[Rows from a figure dataset]
════════════════
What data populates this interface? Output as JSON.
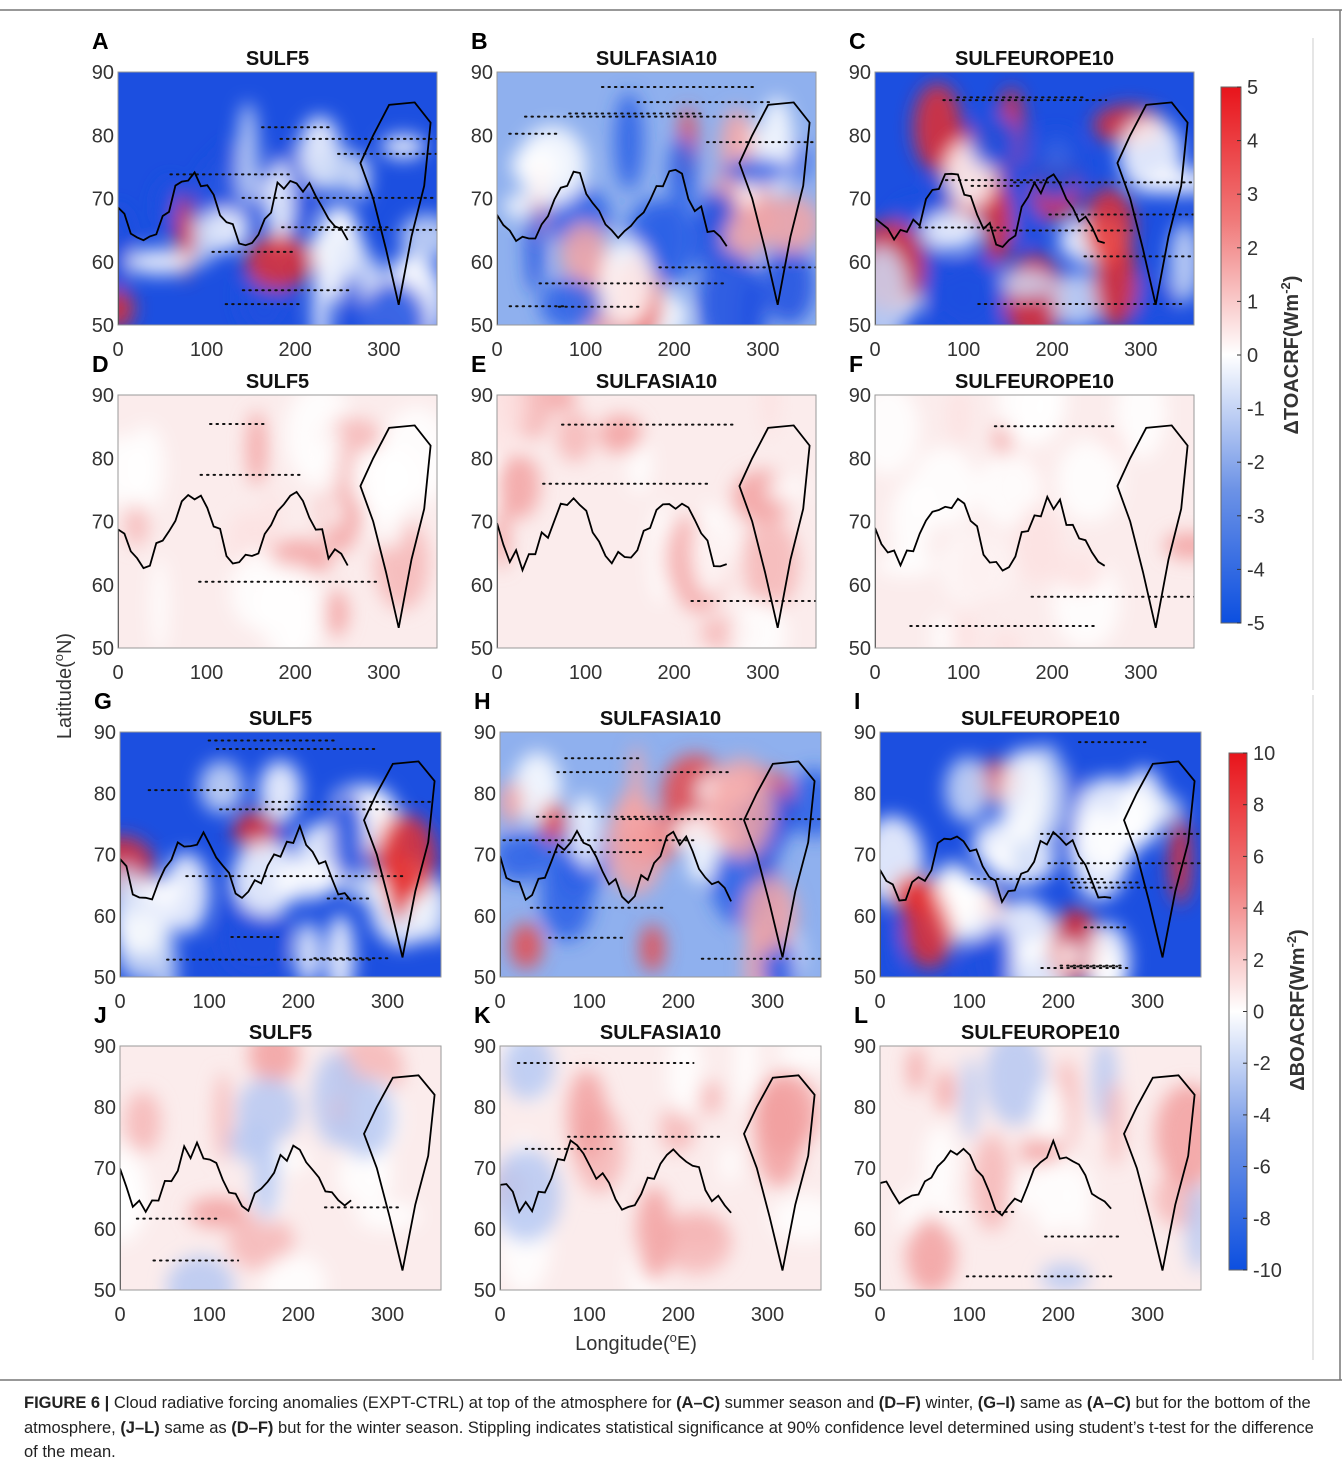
{
  "panels": [
    {
      "letter": "A",
      "title": "SULF5"
    },
    {
      "letter": "B",
      "title": "SULFASIA10"
    },
    {
      "letter": "C",
      "title": "SULFEUROPE10"
    },
    {
      "letter": "D",
      "title": "SULF5"
    },
    {
      "letter": "E",
      "title": "SULFASIA10"
    },
    {
      "letter": "F",
      "title": "SULFEUROPE10"
    },
    {
      "letter": "G",
      "title": "SULF5"
    },
    {
      "letter": "H",
      "title": "SULFASIA10"
    },
    {
      "letter": "I",
      "title": "SULFEUROPE10"
    },
    {
      "letter": "J",
      "title": "SULF5"
    },
    {
      "letter": "K",
      "title": "SULFASIA10"
    },
    {
      "letter": "L",
      "title": "SULFEUROPE10"
    }
  ],
  "y_tick_labels": [
    "50",
    "60",
    "70",
    "80",
    "90"
  ],
  "x_tick_labels": [
    "0",
    "100",
    "200",
    "300"
  ],
  "y_axis_label": {
    "text": "Latitude(",
    "sup": "o",
    "suffix": "N)"
  },
  "x_axis_label": {
    "text": "Longitude(",
    "sup": "o",
    "suffix": "E)"
  },
  "colorbars": [
    {
      "label": {
        "text": "ΔTOACRF(Wm",
        "sup": "-2",
        "suffix": ")"
      },
      "tick_labels": [
        "5",
        "4",
        "3",
        "2",
        "1",
        "0",
        "-1",
        "-2",
        "-3",
        "-4",
        "-5"
      ]
    },
    {
      "label": {
        "text": "ΔBOACRF(Wm",
        "sup": "-2",
        "suffix": ")"
      },
      "tick_labels": [
        "10",
        "8",
        "6",
        "4",
        "2",
        "0",
        "-2",
        "-4",
        "-6",
        "-8",
        "-10"
      ]
    }
  ],
  "caption": [
    {
      "text": "FIGURE 6 |",
      "bold": true
    },
    {
      "text": " Cloud radiative forcing anomalies (EXPT-CTRL) at top of the atmosphere for ",
      "bold": false
    },
    {
      "text": "(A–C)",
      "bold": true
    },
    {
      "text": " summer season and ",
      "bold": false
    },
    {
      "text": "(D–F)",
      "bold": true
    },
    {
      "text": " winter, ",
      "bold": false
    },
    {
      "text": "(G–I)",
      "bold": true
    },
    {
      "text": " same as ",
      "bold": false
    },
    {
      "text": "(A–C)",
      "bold": true
    },
    {
      "text": " but for the bottom of the atmosphere, ",
      "bold": false
    },
    {
      "text": "(J–L)",
      "bold": true
    },
    {
      "text": " same as ",
      "bold": false
    },
    {
      "text": "(D–F)",
      "bold": true
    },
    {
      "text": " but for the winter season. Stippling indicates statistical significance at 90% confidence level determined using student’s t-test for the difference of the mean.",
      "bold": false
    }
  ]
}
════════════════
-- AIM OF THE TASK --
Locate each line with the word "season" and copy it.

-- ANSWER FOR THE TASK --
      "text": " summer season and ",
      "text": " but for the winter season. Stippling indicates statistical significance at 90% confidence level determined using student’s t-test for the difference of the mean.",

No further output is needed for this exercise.